Work to be completed :: Below are records. Transcribe exactly the lines from the one that contains "Transcribe the text in this document." through the last line, leaving any pictures out.

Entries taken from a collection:
Begin
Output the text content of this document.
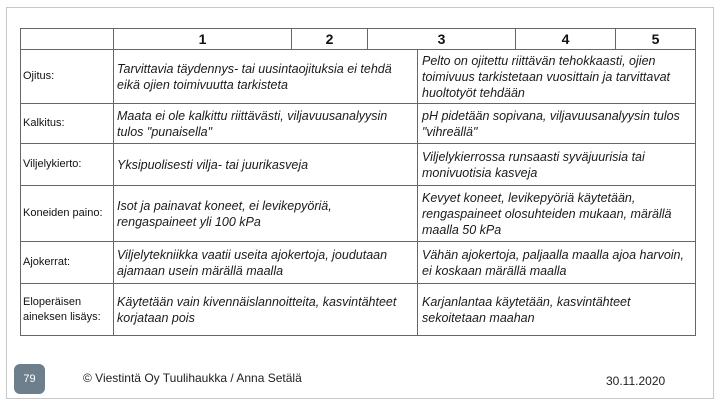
	1	2	3		4	5
Ojitus:	Tarvittavia täydennys- tai uusintaojituksia ei tehdä eikä ojien toimivuutta tarkisteta			Pelto on ojitettu riittävän tehokkaasti, ojien toimivuus tarkistetaan vuosittain ja tarvittavat huoltotyöt tehdään		
Kalkitus:	Maata ei ole kalkittu riittävästi, viljavuusanalyysin tulos "punaisella"			pH pidetään sopivana, viljavuusanalyysin tulos "vihreällä"		
Viljelykierto:	Yksipuolisesti vilja- tai juurikasveja			Viljelykierrossa runsaasti syväjuurisia tai monivuotisia kasveja		
Koneiden paino:	Isot ja painavat koneet, ei levikepyöriä, rengaspaineet yli 100 kPa			Kevyet koneet, levikepyöriä käytetään, rengaspaineet olosuhteiden mukaan, märällä maalla 50 kPa		
Ajokerrat:	Viljelytekniikka vaatii useita ajokertoja, joudutaan ajamaan usein märällä maalla			Vähän ajokertoja, paljaalla maalla ajoa harvoin, ei koskaan märällä maalla		
Eloperäisen aineksen lisäys:	Käytetään vain kivennäislannoitteita, kasvintähteet korjataan pois			Karjanlantaa käytetään, kasvintähteet sekoitetaan maahan		
79	© Viestintä Oy Tuulihaukka / Anna Setälä	30.11.2020
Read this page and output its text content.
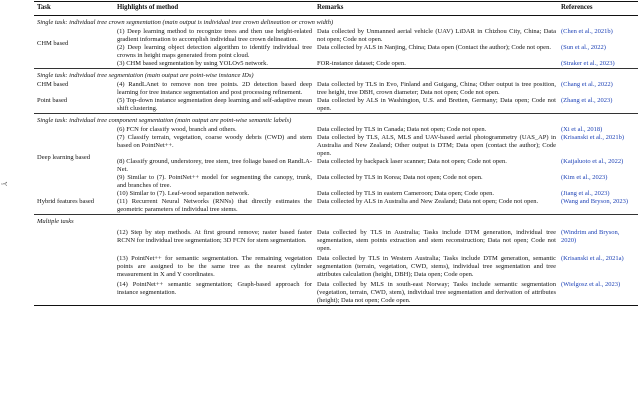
Â
Task	Highlights of method	Remarks	References
Single task: individual tree crown segmentation (main output is individual tree crown delineation or crown width)			
CHM based	(1) Deep learning method to recognize trees and then use height-related gradient information to accomplish individual tree crown delineation.	Data collected by Unmanned aerial vehicle (UAV) LiDAR in Chizhou City, China; Data not open; Code not open.	(Chen et al., 2021b)
	(2) Deep learning object detection algorithm to identify individual tree crowns in height maps generated from point cloud.	Data collected by ALS in Nanjing, China; Data open (Contact the author); Code not open.	(Sun et al., 2022)
	(3) CHM based segmentation by using YOLOv5 network.	FOR-instance dataset; Code open.	(Straker et al., 2023)
Single task: individual tree segmentation (main output are point-wise instance IDs)			
CHM based	(4) RandLAnet to remove non tree points. 2D detection based deep learning for tree instance segmentation and post processing refinement.	Data collected by TLS in Evo, Finland and Guigang, China; Other output is tree position, tree height, tree DBH, crown diameter; Data not open; Code not open.	(Chang et al., 2022)
Point based	(5) Top-down instance segmentation deep learning and self-adaptive mean shift clustering.	Data collected by ALS in Washington, U.S. and Bretten, Germany; Data open; Code not open.	(Zhang et al., 2023)
Single task: individual tree component segmentation (main output are point-wise semantic labels)			
Deep learning based	(6) FCN for classify wood, branch and others.	Data collected by TLS in Canada; Data not open; Code not open.	(Xi et al., 2018)
	(7) Classify terrain, vegetation, coarse woody debris (CWD) and stem based on PointNet++.	Data collected by TLS, ALS, MLS and UAV-based aerial photogrammetry (UAS_AP) in Australia and New Zealand; Other output is DTM; Data open (contact the author); Code open.	(Krisanski et al., 2021b)
	(8) Classify ground, understorey, tree stem, tree foliage based on RandLA-Net.	Data collected by backpack laser scanner; Data not open; Code not open.	(Kaijaluoto et al., 2022)
	(9) Similar to (7). PointNet++ model for segmenting the canopy, trunk, and branches of tree.	Data collected by TLS in Korea; Data not open; Code not open.	(Kim et al., 2023)
Hybrid features based	(10) Similar to (7). Leaf-wood separation network.	Data collected by TLS in eastern Cameroon; Data open; Code open.	(Jiang et al., 2023)
	(11) Recurrent Neural Networks (RNNs) that directly estimates the geometric parameters of individual tree stems.	Data collected by ALS in Australia and New Zealand; Data not open; Code not open.	(Wang and Bryson, 2023)
Multiple tasks			
	(12) Step by step methods. At first ground remove; raster based faster RCNN for individual tree segmentation; 3D FCN for stem segmentation.	Data collected by TLS in Australia; Tasks include DTM generation, individual tree segmentation, stem points extraction and stem reconstruction; Data not open; Code not open.	(Windrim and Bryson, 2020)
	(13) PointNet++ for semantic segmentation. The remaining vegetation points are assigned to be the same tree as the nearest cylinder measurement in X and Y coordinates.	Data collected by TLS in Western Australia; Tasks include DTM generation, semantic segmentation (terrain, vegetation, CWD, stems), individual tree segmentation and tree attributes calculation (height, DBH); Data open; Code open.	(Krisanski et al., 2021a)
	(14) PointNet++ semantic segmentation; Graph-based approach for instance segmentation.	Data collected by MLS in south-east Norway; Tasks include semantic segmentation (vegetation, terrain, CWD, stem), individual tree segmentation and derivation of attributes (height); Data not open; Code open.	(Wielgosz et al., 2023)
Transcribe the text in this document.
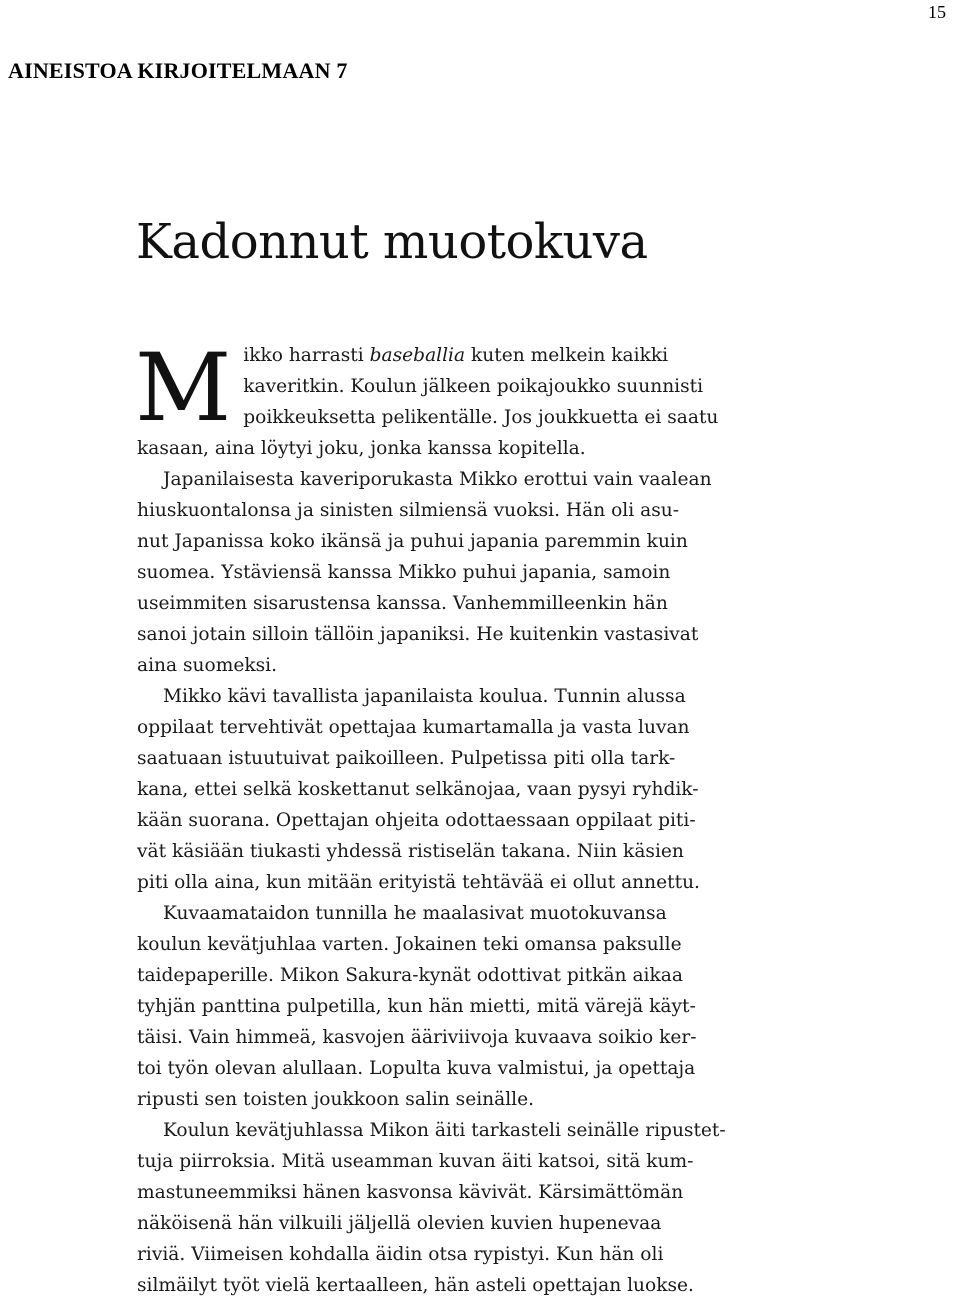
15
AINEISTOA KIRJOITELMAAN 7
Kadonnut muotokuva
M ikko harrasti baseballia kuten melkein kaikki
kaveritkin. Koulun jälkeen poikajoukko suunnisti
poikkeuksetta pelikentälle. Jos joukkuetta ei saatu
kasaan, aina löytyi joku, jonka kanssa kopitella.
Japanilaisesta kaveriporukasta Mikko erottui vain vaalean
hiuskuontalonsa ja sinisten silmiensä vuoksi. Hän oli asu-
nut Japanissa koko ikänsä ja puhui japania paremmin kuin
suomea. Ystäviensä kanssa Mikko puhui japania, samoin
useimmiten sisarustensa kanssa. Vanhemmilleenkin hän
sanoi jotain silloin tällöin japaniksi. He kuitenkin vastasivat
aina suomeksi.
Mikko kävi tavallista japanilaista koulua. Tunnin alussa
oppilaat tervehtivät opettajaa kumartamalla ja vasta luvan
saatuaan istuutuivat paikoilleen. Pulpetissa piti olla tark-
kana, ettei selkä koskettanut selkänojaa, vaan pysyi ryhdik-
kään suorana. Opettajan ohjeita odottaessaan oppilaat piti-
vät käsiään tiukasti yhdessä ristiselän takana. Niin käsien
piti olla aina, kun mitään erityistä tehtävää ei ollut annettu.
Kuvaamataidon tunnilla he maalasivat muotokuvansa
koulun kevätjuhlaa varten. Jokainen teki omansa paksulle
taidepaperille. Mikon Sakura-kynät odottivat pitkän aikaa
tyhjän panttina pulpetilla, kun hän mietti, mitä värejä käyt-
täisi. Vain himmeä, kasvojen ääriviivoja kuvaava soikio ker-
toi työn olevan alullaan. Lopulta kuva valmistui, ja opettaja
ripusti sen toisten joukkoon salin seinälle.
Koulun kevätjuhlassa Mikon äiti tarkasteli seinälle ripustet-
tuja piirroksia. Mitä useamman kuvan äiti katsoi, sitä kum-
mastuneemmiksi hänen kasvonsa kävivät. Kärsimättömän
näköisenä hän vilkuili jäljellä olevien kuvien hupenevaa
riviä. Viimeisen kohdalla äidin otsa rypistyi. Kun hän oli
silmäilyt työt vielä kertaalleen, hän asteli opettajan luokse.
End
Output for this exercise ::
Transcribe the text in this document.
15
AINEISTOA KIRJOITELMAAN 7
Kadonnut muotokuva
M ikko harrasti baseballia kuten melkein kaikki
kaveritkin. Koulun jälkeen poikajoukko suunnisti
poikkeuksetta pelikentälle. Jos joukkuetta ei saatu
kasaan, aina löytyi joku, jonka kanssa kopitella.
Japanilaisesta kaveriporukasta Mikko erottui vain vaalean
hiuskuontalonsa ja sinisten silmiensä vuoksi. Hän oli asu-
nut Japanissa koko ikänsä ja puhui japania paremmin kuin
suomea. Ystäviensä kanssa Mikko puhui japania, samoin
useimmiten sisarustensa kanssa. Vanhemmilleenkin hän
sanoi jotain silloin tällöin japaniksi. He kuitenkin vastasivat
aina suomeksi.
Mikko kävi tavallista japanilaista koulua. Tunnin alussa
oppilaat tervehtivät opettajaa kumartamalla ja vasta luvan
saatuaan istuutuivat paikoilleen. Pulpetissa piti olla tark-
kana, ettei selkä koskettanut selkänojaa, vaan pysyi ryhdik-
kään suorana. Opettajan ohjeita odottaessaan oppilaat piti-
vät käsiään tiukasti yhdessä ristiselän takana. Niin käsien
piti olla aina, kun mitään erityistä tehtävää ei ollut annettu.
Kuvaamataidon tunnilla he maalasivat muotokuvansa
koulun kevätjuhlaa varten. Jokainen teki omansa paksulle
taidepaperille. Mikon Sakura-kynät odottivat pitkän aikaa
tyhjän panttina pulpetilla, kun hän mietti, mitä värejä käyt-
täisi. Vain himmeä, kasvojen ääriviivoja kuvaava soikio ker-
toi työn olevan alullaan. Lopulta kuva valmistui, ja opettaja
ripusti sen toisten joukkoon salin seinälle.
Koulun kevätjuhlassa Mikon äiti tarkasteli seinälle ripustet-
tuja piirroksia. Mitä useamman kuvan äiti katsoi, sitä kum-
mastuneemmiksi hänen kasvonsa kävivät. Kärsimättömän
näköisenä hän vilkuili jäljellä olevien kuvien hupenevaa
riviä. Viimeisen kohdalla äidin otsa rypistyi. Kun hän oli
silmäilyt työt vielä kertaalleen, hän asteli opettajan luokse.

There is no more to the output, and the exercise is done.